**Set problem**
Search the listing below for the word "αλώνι" and copy each line that holds it.

**Material for this task**
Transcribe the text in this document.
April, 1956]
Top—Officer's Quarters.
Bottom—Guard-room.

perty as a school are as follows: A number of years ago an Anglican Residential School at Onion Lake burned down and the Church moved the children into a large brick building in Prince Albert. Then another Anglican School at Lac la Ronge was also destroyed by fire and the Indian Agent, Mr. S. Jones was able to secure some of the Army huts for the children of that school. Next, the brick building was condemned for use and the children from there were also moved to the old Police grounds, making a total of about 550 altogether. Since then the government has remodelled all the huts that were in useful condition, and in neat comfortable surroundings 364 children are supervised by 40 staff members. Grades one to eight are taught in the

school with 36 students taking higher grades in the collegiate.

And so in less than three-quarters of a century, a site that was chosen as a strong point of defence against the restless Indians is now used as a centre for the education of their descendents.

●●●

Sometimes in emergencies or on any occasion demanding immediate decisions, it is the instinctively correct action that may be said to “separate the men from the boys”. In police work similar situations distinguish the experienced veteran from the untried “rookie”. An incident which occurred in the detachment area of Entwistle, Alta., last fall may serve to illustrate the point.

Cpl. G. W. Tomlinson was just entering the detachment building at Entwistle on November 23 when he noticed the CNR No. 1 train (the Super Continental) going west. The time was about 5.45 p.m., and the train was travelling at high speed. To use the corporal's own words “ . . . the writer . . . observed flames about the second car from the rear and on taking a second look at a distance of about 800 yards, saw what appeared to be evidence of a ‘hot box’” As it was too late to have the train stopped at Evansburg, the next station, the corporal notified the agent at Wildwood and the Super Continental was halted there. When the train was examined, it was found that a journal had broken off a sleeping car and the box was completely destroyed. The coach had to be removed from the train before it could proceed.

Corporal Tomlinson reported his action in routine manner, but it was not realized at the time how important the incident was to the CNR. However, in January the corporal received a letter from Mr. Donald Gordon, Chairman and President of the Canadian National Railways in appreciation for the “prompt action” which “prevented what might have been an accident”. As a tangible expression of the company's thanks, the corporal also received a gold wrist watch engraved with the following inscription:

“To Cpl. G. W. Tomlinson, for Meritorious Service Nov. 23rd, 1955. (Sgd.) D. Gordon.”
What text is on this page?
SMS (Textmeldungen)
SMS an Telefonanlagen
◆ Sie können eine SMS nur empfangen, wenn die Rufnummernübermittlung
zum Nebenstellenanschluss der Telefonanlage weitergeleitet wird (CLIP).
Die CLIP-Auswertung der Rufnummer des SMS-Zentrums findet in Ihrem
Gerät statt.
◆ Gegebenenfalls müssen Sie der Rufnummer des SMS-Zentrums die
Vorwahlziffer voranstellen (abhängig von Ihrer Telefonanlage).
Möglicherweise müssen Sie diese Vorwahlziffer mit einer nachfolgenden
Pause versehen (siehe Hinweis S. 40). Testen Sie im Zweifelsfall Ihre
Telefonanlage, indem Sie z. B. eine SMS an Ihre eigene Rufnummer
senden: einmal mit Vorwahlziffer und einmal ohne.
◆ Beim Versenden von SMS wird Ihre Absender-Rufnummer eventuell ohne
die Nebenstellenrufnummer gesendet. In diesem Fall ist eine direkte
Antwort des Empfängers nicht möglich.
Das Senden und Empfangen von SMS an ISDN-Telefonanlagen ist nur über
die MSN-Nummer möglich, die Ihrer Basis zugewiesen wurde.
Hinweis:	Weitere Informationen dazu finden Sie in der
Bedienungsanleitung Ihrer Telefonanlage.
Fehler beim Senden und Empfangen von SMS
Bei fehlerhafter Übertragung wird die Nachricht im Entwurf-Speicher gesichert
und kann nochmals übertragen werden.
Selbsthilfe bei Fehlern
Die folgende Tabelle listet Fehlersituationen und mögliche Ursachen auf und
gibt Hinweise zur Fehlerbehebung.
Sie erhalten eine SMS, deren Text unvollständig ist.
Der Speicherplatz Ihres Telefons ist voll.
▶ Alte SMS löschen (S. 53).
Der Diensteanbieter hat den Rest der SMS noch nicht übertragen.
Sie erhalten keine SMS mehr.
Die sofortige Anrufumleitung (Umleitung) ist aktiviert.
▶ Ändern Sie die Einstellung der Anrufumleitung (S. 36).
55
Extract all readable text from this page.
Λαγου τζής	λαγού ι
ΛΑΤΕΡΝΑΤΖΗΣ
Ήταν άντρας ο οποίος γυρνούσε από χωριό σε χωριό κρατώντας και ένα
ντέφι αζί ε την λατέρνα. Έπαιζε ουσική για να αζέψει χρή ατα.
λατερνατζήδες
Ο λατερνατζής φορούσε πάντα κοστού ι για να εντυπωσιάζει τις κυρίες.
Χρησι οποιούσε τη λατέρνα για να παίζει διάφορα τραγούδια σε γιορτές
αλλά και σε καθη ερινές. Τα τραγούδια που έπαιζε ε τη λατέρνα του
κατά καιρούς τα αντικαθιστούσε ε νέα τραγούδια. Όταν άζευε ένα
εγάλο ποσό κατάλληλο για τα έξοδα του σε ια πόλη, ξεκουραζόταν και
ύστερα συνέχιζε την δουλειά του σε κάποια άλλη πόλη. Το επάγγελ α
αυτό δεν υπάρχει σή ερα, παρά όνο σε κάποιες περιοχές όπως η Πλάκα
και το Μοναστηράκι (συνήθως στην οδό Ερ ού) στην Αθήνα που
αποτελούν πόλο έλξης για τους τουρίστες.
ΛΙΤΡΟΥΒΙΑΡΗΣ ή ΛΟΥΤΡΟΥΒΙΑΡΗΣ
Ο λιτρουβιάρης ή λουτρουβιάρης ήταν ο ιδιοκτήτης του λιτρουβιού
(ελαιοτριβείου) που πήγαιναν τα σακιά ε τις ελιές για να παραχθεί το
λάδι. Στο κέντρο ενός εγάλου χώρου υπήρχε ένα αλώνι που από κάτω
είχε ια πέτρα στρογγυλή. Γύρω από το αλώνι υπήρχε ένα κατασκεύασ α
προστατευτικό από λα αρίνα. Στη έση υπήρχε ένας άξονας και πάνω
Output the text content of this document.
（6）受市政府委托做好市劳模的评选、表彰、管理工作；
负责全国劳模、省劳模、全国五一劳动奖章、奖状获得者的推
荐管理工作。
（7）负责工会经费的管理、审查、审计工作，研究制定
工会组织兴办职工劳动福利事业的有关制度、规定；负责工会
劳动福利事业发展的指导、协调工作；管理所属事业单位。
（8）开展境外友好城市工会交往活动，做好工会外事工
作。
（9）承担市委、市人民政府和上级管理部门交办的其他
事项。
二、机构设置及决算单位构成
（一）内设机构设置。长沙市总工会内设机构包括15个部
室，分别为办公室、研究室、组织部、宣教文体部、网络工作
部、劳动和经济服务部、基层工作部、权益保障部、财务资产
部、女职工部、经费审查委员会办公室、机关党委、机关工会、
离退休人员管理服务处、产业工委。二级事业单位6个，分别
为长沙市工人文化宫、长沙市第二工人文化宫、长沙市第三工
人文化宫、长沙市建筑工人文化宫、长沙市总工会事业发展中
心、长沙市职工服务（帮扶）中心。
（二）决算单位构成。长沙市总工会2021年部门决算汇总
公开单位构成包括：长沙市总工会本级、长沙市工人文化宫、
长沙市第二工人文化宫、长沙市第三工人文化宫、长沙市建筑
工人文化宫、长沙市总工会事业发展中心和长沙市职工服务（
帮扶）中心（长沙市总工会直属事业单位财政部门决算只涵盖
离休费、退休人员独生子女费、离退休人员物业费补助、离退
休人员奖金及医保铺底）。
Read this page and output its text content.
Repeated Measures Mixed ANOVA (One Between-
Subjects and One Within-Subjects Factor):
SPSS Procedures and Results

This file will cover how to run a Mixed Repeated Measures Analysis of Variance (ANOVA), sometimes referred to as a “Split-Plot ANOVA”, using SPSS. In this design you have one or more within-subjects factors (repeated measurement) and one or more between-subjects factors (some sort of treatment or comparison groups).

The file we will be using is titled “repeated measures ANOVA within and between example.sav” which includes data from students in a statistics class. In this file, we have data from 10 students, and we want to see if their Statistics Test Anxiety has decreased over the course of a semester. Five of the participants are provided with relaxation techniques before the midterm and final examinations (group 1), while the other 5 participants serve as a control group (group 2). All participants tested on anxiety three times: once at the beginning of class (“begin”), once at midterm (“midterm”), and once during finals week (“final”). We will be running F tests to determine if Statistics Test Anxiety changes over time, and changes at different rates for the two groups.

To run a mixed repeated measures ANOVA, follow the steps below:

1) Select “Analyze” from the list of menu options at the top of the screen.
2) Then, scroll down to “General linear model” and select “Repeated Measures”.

**Finished exercise**
λάδι. Στο κέντρο ενός εγάλου χώρου υπήρχε ένα αλώνι που από κάτω
είχε ια πέτρα στρογγυλή. Γύρω από το αλώνι υπήρχε ένα κατασκεύασ α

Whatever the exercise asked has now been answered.